▸ **Assigned task**:
Type each record below again, with the same words.

▸ **Entries shown**:
+++

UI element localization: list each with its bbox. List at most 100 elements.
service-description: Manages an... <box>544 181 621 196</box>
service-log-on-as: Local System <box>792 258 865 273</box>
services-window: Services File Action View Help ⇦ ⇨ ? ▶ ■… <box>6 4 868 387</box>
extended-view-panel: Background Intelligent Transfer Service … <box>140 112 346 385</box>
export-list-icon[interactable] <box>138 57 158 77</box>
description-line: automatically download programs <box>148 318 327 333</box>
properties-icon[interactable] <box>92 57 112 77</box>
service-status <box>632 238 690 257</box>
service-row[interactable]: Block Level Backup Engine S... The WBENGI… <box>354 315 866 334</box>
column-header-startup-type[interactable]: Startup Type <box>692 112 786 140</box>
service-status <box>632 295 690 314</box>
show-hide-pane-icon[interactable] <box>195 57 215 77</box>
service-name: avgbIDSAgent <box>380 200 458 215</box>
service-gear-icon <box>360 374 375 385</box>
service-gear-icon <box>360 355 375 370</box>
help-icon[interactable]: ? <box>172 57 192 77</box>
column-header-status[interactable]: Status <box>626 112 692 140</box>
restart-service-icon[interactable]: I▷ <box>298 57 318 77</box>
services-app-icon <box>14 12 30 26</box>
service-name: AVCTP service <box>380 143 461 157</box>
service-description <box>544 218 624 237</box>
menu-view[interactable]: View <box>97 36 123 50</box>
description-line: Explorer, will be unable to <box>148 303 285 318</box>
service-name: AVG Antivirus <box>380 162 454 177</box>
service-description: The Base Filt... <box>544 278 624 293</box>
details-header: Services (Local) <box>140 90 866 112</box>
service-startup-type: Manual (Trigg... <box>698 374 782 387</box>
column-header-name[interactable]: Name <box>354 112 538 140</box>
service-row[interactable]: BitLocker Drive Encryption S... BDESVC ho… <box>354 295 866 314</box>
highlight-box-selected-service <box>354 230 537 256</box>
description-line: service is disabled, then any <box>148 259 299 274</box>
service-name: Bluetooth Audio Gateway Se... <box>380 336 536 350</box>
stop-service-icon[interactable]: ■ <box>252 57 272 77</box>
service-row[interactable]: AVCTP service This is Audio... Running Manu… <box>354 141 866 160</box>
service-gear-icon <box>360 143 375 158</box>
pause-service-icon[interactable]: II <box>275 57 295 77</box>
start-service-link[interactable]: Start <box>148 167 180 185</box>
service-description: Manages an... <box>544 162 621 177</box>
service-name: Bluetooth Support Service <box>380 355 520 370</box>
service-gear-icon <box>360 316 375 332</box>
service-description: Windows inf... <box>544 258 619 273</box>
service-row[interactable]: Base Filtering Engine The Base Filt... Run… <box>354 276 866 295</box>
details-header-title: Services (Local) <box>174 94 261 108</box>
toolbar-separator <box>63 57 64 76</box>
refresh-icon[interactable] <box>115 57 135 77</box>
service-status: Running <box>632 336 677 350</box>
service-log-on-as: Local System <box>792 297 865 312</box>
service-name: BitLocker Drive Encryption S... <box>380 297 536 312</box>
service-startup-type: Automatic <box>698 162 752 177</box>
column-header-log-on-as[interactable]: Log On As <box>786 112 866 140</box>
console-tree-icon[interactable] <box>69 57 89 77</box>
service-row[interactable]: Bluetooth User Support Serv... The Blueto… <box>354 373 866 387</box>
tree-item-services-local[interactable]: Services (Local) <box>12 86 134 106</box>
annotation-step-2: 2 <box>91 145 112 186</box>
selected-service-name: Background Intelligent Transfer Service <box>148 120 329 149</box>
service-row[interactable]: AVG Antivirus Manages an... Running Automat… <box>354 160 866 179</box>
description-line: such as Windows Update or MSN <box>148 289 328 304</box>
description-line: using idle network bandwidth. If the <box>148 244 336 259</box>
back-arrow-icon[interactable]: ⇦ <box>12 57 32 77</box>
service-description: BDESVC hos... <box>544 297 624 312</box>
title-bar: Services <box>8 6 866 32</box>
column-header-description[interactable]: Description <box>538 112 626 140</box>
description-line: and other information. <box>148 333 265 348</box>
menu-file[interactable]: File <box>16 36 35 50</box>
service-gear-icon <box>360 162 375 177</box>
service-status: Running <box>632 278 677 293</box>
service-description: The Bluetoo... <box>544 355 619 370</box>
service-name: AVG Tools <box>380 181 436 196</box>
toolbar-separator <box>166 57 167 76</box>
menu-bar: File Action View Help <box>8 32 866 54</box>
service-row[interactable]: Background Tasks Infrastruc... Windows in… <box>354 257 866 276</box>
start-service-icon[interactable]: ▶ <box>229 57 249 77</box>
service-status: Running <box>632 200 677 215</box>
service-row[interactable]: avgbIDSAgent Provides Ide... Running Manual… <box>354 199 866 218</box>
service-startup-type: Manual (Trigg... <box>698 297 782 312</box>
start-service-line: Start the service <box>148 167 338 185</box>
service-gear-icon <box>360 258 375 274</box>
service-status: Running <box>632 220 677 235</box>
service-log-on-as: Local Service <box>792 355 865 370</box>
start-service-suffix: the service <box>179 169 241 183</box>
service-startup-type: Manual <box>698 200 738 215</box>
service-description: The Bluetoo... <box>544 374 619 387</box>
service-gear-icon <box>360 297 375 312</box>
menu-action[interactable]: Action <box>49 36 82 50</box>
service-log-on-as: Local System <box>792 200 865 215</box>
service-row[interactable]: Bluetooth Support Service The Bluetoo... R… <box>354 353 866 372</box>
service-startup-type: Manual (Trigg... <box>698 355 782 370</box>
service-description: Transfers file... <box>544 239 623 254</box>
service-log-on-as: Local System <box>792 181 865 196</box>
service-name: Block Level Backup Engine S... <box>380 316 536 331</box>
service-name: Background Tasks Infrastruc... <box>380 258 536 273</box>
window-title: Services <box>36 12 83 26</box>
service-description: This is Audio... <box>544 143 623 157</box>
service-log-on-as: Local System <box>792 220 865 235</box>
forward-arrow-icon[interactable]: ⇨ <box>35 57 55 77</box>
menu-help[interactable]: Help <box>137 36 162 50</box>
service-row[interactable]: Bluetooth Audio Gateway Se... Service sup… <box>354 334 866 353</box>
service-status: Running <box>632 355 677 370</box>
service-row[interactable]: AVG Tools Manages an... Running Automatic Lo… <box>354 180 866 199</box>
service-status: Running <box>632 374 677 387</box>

+++

▸ **Result of this task**:
UI element localization: list each with its bbox. List at most 100 elements.
service-description: Manages an... <box>544 181 621 196</box>
service-log-on-as: Local System <box>792 258 865 273</box>
services-window: Services File Action View Help ⇦ ⇨ ? ▶ ■… <box>6 4 868 387</box>
extended-view-panel: Background Intelligent Transfer Service … <box>140 112 346 385</box>
export-list-icon[interactable] <box>138 57 158 77</box>
description-line: automatically download programs <box>148 318 327 333</box>
properties-icon[interactable] <box>92 57 112 77</box>
service-status <box>632 238 690 257</box>
service-row[interactable]: Block Level Backup Engine S... The WBENGI… <box>354 315 866 334</box>
column-header-startup-type[interactable]: Startup Type <box>692 112 786 140</box>
service-status <box>632 295 690 314</box>
show-hide-pane-icon[interactable] <box>195 57 215 77</box>
service-name: avgbIDSAgent <box>380 200 458 215</box>
service-gear-icon <box>360 374 375 385</box>
service-gear-icon <box>360 355 375 370</box>
help-icon[interactable]: ? <box>172 57 192 77</box>
column-header-status[interactable]: Status <box>626 112 692 140</box>
restart-service-icon[interactable]: I▷ <box>298 57 318 77</box>
services-app-icon <box>14 12 30 26</box>
service-name: AVCTP service <box>380 143 461 157</box>
service-description <box>544 218 624 237</box>
menu-view[interactable]: View <box>97 36 123 50</box>
description-line: Explorer, will be unable to <box>148 303 285 318</box>
service-name: AVG Antivirus <box>380 162 454 177</box>
service-description: The Base Filt... <box>544 278 624 293</box>
details-header: Services (Local) <box>140 90 866 112</box>
service-startup-type: Manual (Trigg... <box>698 374 782 387</box>
column-header-name[interactable]: Name <box>354 112 538 140</box>
service-row[interactable]: BitLocker Drive Encryption S... BDESVC ho… <box>354 295 866 314</box>
highlight-box-selected-service <box>354 230 537 256</box>
description-line: service is disabled, then any <box>148 259 299 274</box>
service-name: Bluetooth Audio Gateway Se... <box>380 336 536 350</box>
stop-service-icon[interactable]: ■ <box>252 57 272 77</box>
service-row[interactable]: AVCTP service This is Audio... Running Manu… <box>354 141 866 160</box>
service-gear-icon <box>360 143 375 158</box>
pause-service-icon[interactable]: II <box>275 57 295 77</box>
start-service-link[interactable]: Start <box>148 167 180 185</box>
service-description: Manages an... <box>544 162 621 177</box>
service-name: Bluetooth Support Service <box>380 355 520 370</box>
service-gear-icon <box>360 316 375 332</box>
service-description: Windows inf... <box>544 258 619 273</box>
service-row[interactable]: Base Filtering Engine The Base Filt... Run… <box>354 276 866 295</box>
details-header-title: Services (Local) <box>174 94 261 108</box>
toolbar-separator <box>63 57 64 76</box>
refresh-icon[interactable] <box>115 57 135 77</box>
service-status: Running <box>632 336 677 350</box>
service-log-on-as: Local System <box>792 297 865 312</box>
service-name: BitLocker Drive Encryption S... <box>380 297 536 312</box>
service-startup-type: Automatic <box>698 162 752 177</box>
column-header-log-on-as[interactable]: Log On As <box>786 112 866 140</box>
console-tree-icon[interactable] <box>69 57 89 77</box>
service-row[interactable]: Bluetooth User Support Serv... The Blueto… <box>354 373 866 387</box>
tree-item-services-local[interactable]: Services (Local) <box>12 86 134 106</box>
annotation-step-2: 2 <box>91 145 112 186</box>
selected-service-name: Background Intelligent Transfer Service <box>148 120 329 149</box>
service-row[interactable]: AVG Antivirus Manages an... Running Automat… <box>354 160 866 179</box>
description-line: such as Windows Update or MSN <box>148 289 328 304</box>
description-line: using idle network bandwidth. If the <box>148 244 336 259</box>
back-arrow-icon[interactable]: ⇦ <box>12 57 32 77</box>
service-description: BDESVC hos... <box>544 297 624 312</box>
title-bar: Services <box>8 6 866 32</box>
column-header-description[interactable]: Description <box>538 112 626 140</box>
description-line: and other information. <box>148 333 265 348</box>
menu-file[interactable]: File <box>16 36 35 50</box>
service-gear-icon <box>360 162 375 177</box>
service-status: Running <box>632 278 677 293</box>
service-description: The Bluetoo... <box>544 355 619 370</box>
service-name: AVG Tools <box>380 181 436 196</box>
toolbar-separator <box>166 57 167 76</box>
menu-bar: File Action View Help <box>8 32 866 54</box>
service-row[interactable]: Background Tasks Infrastruc... Windows in… <box>354 257 866 276</box>
start-service-icon[interactable]: ▶ <box>229 57 249 77</box>
service-status: Running <box>632 200 677 215</box>
service-row[interactable]: avgbIDSAgent Provides Ide... Running Manual… <box>354 199 866 218</box>
service-startup-type: Manual (Trigg... <box>698 297 782 312</box>
start-service-line: Start the service <box>148 167 338 185</box>
service-gear-icon <box>360 258 375 274</box>
service-status: Running <box>632 220 677 235</box>
service-log-on-as: Local Service <box>792 355 865 370</box>
start-service-suffix: the service <box>179 169 241 183</box>
service-startup-type: Manual <box>698 200 738 215</box>
service-description: The Bluetoo... <box>544 374 619 387</box>
service-gear-icon <box>360 297 375 312</box>
menu-action[interactable]: Action <box>49 36 82 50</box>
service-log-on-as: Local System <box>792 200 865 215</box>
service-row[interactable]: Bluetooth Support Service The Bluetoo... R… <box>354 353 866 372</box>
service-startup-type: Manual (Trigg... <box>698 355 782 370</box>
service-description: Transfers file... <box>544 239 623 254</box>
service-log-on-as: Local System <box>792 181 865 196</box>
service-name: Block Level Backup Engine S... <box>380 316 536 331</box>
service-name: Background Tasks Infrastruc... <box>380 258 536 273</box>
window-title: Services <box>36 12 83 26</box>
service-description: This is Audio... <box>544 143 623 157</box>
service-log-on-as: Local System <box>792 220 865 235</box>
forward-arrow-icon[interactable]: ⇨ <box>35 57 55 77</box>
menu-help[interactable]: Help <box>137 36 162 50</box>
service-row[interactable]: Bluetooth Audio Gateway Se... Service sup… <box>354 334 866 353</box>
service-status: Running <box>632 355 677 370</box>
service-row[interactable]: AVG Tools Manages an... Running Automatic Lo… <box>354 180 866 199</box>
service-status: Running <box>632 374 677 387</box>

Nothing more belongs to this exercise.